▶ PROMPT: Print all the entries verbatim.

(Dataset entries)
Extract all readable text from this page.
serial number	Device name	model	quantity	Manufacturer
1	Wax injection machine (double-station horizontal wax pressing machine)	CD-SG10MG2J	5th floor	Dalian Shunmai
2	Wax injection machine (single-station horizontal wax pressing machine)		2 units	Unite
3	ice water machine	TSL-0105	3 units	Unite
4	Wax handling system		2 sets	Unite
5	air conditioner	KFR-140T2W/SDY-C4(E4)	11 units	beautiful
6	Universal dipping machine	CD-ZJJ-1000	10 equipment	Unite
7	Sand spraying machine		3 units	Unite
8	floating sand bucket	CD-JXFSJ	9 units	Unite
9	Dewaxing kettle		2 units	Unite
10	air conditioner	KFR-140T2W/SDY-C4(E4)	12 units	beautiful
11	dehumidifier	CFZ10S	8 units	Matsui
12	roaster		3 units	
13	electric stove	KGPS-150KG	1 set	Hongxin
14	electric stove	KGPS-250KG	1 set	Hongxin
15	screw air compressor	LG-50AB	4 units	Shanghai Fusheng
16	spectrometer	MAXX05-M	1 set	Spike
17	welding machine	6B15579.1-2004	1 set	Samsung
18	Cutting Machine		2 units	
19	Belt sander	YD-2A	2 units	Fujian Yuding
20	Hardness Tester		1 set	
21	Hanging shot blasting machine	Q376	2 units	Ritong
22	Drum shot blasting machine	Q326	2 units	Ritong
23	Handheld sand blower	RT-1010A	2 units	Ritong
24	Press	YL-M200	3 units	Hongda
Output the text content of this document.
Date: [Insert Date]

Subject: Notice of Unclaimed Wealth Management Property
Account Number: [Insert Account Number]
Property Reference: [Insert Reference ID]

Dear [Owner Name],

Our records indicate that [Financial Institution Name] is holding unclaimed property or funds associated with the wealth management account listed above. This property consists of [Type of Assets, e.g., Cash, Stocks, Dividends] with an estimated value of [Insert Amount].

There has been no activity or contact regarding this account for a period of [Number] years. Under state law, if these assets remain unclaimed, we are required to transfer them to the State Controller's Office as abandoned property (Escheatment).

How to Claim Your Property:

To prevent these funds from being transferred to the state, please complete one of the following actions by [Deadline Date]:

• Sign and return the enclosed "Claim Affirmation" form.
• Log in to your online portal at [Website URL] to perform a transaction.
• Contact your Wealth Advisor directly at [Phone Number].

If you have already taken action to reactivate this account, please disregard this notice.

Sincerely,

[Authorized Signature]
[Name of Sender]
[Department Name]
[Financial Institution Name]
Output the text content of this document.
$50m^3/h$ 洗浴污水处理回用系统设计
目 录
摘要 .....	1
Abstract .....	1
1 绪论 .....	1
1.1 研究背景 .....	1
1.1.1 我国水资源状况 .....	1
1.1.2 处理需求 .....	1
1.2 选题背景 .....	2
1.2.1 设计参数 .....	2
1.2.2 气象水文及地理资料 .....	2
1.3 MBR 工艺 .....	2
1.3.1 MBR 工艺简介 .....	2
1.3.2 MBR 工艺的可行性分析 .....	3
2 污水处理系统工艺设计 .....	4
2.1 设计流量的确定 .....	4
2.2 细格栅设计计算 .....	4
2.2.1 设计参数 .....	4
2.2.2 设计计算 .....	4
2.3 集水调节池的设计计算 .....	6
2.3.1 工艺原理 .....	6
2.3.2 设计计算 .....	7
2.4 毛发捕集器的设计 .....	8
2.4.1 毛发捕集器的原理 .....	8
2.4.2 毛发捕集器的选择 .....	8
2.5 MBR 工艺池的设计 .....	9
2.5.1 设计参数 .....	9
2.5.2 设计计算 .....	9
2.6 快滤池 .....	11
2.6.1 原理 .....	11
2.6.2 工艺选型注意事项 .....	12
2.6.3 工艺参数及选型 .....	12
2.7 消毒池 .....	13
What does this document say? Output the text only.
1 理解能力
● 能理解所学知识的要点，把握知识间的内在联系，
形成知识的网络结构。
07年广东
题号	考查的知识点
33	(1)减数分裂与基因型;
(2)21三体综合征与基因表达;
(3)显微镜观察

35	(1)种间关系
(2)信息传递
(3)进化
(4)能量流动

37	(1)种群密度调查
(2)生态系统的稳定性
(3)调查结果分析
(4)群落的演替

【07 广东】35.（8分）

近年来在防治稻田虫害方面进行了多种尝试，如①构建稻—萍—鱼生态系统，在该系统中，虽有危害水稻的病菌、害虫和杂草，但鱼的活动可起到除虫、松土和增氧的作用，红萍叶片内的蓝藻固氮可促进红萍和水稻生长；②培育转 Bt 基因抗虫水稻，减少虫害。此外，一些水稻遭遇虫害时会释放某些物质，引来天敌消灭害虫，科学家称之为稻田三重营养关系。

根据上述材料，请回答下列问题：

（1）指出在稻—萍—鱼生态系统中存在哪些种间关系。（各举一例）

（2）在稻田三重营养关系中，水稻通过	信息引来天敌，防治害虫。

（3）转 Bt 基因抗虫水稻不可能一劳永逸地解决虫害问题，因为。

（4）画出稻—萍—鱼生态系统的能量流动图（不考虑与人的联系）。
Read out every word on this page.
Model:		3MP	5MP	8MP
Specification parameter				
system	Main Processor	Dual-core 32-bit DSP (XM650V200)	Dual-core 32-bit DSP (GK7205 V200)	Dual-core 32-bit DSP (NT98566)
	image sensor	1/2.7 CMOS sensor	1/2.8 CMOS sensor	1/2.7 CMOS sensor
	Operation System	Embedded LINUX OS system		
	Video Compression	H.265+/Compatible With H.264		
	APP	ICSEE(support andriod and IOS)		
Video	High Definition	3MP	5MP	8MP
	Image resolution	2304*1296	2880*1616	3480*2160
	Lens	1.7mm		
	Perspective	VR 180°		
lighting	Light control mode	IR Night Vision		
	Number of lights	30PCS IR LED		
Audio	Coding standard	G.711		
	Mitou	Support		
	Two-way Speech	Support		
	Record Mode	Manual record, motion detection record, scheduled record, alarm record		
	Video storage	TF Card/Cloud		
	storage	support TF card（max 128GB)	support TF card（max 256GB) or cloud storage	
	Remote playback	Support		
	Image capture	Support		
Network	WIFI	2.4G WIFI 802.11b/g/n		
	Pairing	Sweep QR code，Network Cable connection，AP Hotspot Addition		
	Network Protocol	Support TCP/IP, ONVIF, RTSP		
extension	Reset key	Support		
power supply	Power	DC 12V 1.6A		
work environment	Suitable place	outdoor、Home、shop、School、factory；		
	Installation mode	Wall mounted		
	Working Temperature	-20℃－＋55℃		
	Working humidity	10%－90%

▶ SOLUTION TO THIS TASK:
Extract all readable text from this page.
serial number	Device name	model	quantity	Manufacturer
1	Wax injection machine (double-station horizontal wax pressing machine)	CD-SG10MG2J	5th floor	Dalian Shunmai
2	Wax injection machine (single-station horizontal wax pressing machine)		2 units	Unite
3	ice water machine	TSL-0105	3 units	Unite
4	Wax handling system		2 sets	Unite
5	air conditioner	KFR-140T2W/SDY-C4(E4)	11 units	beautiful
6	Universal dipping machine	CD-ZJJ-1000	10 equipment	Unite
7	Sand spraying machine		3 units	Unite
8	floating sand bucket	CD-JXFSJ	9 units	Unite
9	Dewaxing kettle		2 units	Unite
10	air conditioner	KFR-140T2W/SDY-C4(E4)	12 units	beautiful
11	dehumidifier	CFZ10S	8 units	Matsui
12	roaster		3 units	
13	electric stove	KGPS-150KG	1 set	Hongxin
14	electric stove	KGPS-250KG	1 set	Hongxin
15	screw air compressor	LG-50AB	4 units	Shanghai Fusheng
16	spectrometer	MAXX05-M	1 set	Spike
17	welding machine	6B15579.1-2004	1 set	Samsung
18	Cutting Machine		2 units	
19	Belt sander	YD-2A	2 units	Fujian Yuding
20	Hardness Tester		1 set	
21	Hanging shot blasting machine	Q376	2 units	Ritong
22	Drum shot blasting machine	Q326	2 units	Ritong
23	Handheld sand blower	RT-1010A	2 units	Ritong
24	Press	YL-M200	3 units	Hongda
Output the text content of this document.
Date: [Insert Date]

Subject: Notice of Unclaimed Wealth Management Property
Account Number: [Insert Account Number]
Property Reference: [Insert Reference ID]

Dear [Owner Name],

Our records indicate that [Financial Institution Name] is holding unclaimed property or funds associated with the wealth management account listed above. This property consists of [Type of Assets, e.g., Cash, Stocks, Dividends] with an estimated value of [Insert Amount].

There has been no activity or contact regarding this account for a period of [Number] years. Under state law, if these assets remain unclaimed, we are required to transfer them to the State Controller's Office as abandoned property (Escheatment).

How to Claim Your Property:

To prevent these funds from being transferred to the state, please complete one of the following actions by [Deadline Date]:

• Sign and return the enclosed "Claim Affirmation" form.
• Log in to your online portal at [Website URL] to perform a transaction.
• Contact your Wealth Advisor directly at [Phone Number].

If you have already taken action to reactivate this account, please disregard this notice.

Sincerely,

[Authorized Signature]
[Name of Sender]
[Department Name]
[Financial Institution Name]
Output the text content of this document.
$50m^3/h$ 洗浴污水处理回用系统设计
目 录
摘要 .....	1
Abstract .....	1
1 绪论 .....	1
1.1 研究背景 .....	1
1.1.1 我国水资源状况 .....	1
1.1.2 处理需求 .....	1
1.2 选题背景 .....	2
1.2.1 设计参数 .....	2
1.2.2 气象水文及地理资料 .....	2
1.3 MBR 工艺 .....	2
1.3.1 MBR 工艺简介 .....	2
1.3.2 MBR 工艺的可行性分析 .....	3
2 污水处理系统工艺设计 .....	4
2.1 设计流量的确定 .....	4
2.2 细格栅设计计算 .....	4
2.2.1 设计参数 .....	4
2.2.2 设计计算 .....	4
2.3 集水调节池的设计计算 .....	6
2.3.1 工艺原理 .....	6
2.3.2 设计计算 .....	7
2.4 毛发捕集器的设计 .....	8
2.4.1 毛发捕集器的原理 .....	8
2.4.2 毛发捕集器的选择 .....	8
2.5 MBR 工艺池的设计 .....	9
2.5.1 设计参数 .....	9
2.5.2 设计计算 .....	9
2.6 快滤池 .....	11
2.6.1 原理 .....	11
2.6.2 工艺选型注意事项 .....	12
2.6.3 工艺参数及选型 .....	12
2.7 消毒池 .....	13
What does this document say? Output the text only.
1 理解能力
● 能理解所学知识的要点，把握知识间的内在联系，
形成知识的网络结构。
07年广东
题号	考查的知识点
33	(1)减数分裂与基因型;
(2)21三体综合征与基因表达;
(3)显微镜观察

35	(1)种间关系
(2)信息传递
(3)进化
(4)能量流动

37	(1)种群密度调查
(2)生态系统的稳定性
(3)调查结果分析
(4)群落的演替

【07 广东】35.（8分）

近年来在防治稻田虫害方面进行了多种尝试，如①构建稻—萍—鱼生态系统，在该系统中，虽有危害水稻的病菌、害虫和杂草，但鱼的活动可起到除虫、松土和增氧的作用，红萍叶片内的蓝藻固氮可促进红萍和水稻生长；②培育转 Bt 基因抗虫水稻，减少虫害。此外，一些水稻遭遇虫害时会释放某些物质，引来天敌消灭害虫，科学家称之为稻田三重营养关系。

根据上述材料，请回答下列问题：

（1）指出在稻—萍—鱼生态系统中存在哪些种间关系。（各举一例）

（2）在稻田三重营养关系中，水稻通过	信息引来天敌，防治害虫。

（3）转 Bt 基因抗虫水稻不可能一劳永逸地解决虫害问题，因为。

（4）画出稻—萍—鱼生态系统的能量流动图（不考虑与人的联系）。
Read out every word on this page.
Model:		3MP	5MP	8MP
Specification parameter				
system	Main Processor	Dual-core 32-bit DSP (XM650V200)	Dual-core 32-bit DSP (GK7205 V200)	Dual-core 32-bit DSP (NT98566)
	image sensor	1/2.7 CMOS sensor	1/2.8 CMOS sensor	1/2.7 CMOS sensor
	Operation System	Embedded LINUX OS system		
	Video Compression	H.265+/Compatible With H.264		
	APP	ICSEE(support andriod and IOS)		
Video	High Definition	3MP	5MP	8MP
	Image resolution	2304*1296	2880*1616	3480*2160
	Lens	1.7mm		
	Perspective	VR 180°		
lighting	Light control mode	IR Night Vision		
	Number of lights	30PCS IR LED		
Audio	Coding standard	G.711		
	Mitou	Support		
	Two-way Speech	Support		
	Record Mode	Manual record, motion detection record, scheduled record, alarm record		
	Video storage	TF Card/Cloud		
	storage	support TF card（max 128GB)	support TF card（max 256GB) or cloud storage	
	Remote playback	Support		
	Image capture	Support		
Network	WIFI	2.4G WIFI 802.11b/g/n		
	Pairing	Sweep QR code，Network Cable connection，AP Hotspot Addition		
	Network Protocol	Support TCP/IP, ONVIF, RTSP		
extension	Reset key	Support		
power supply	Power	DC 12V 1.6A		
work environment	Suitable place	outdoor、Home、shop、School、factory；		
	Installation mode	Wall mounted		
	Working Temperature	-20℃－＋55℃		
	Working humidity	10%－90%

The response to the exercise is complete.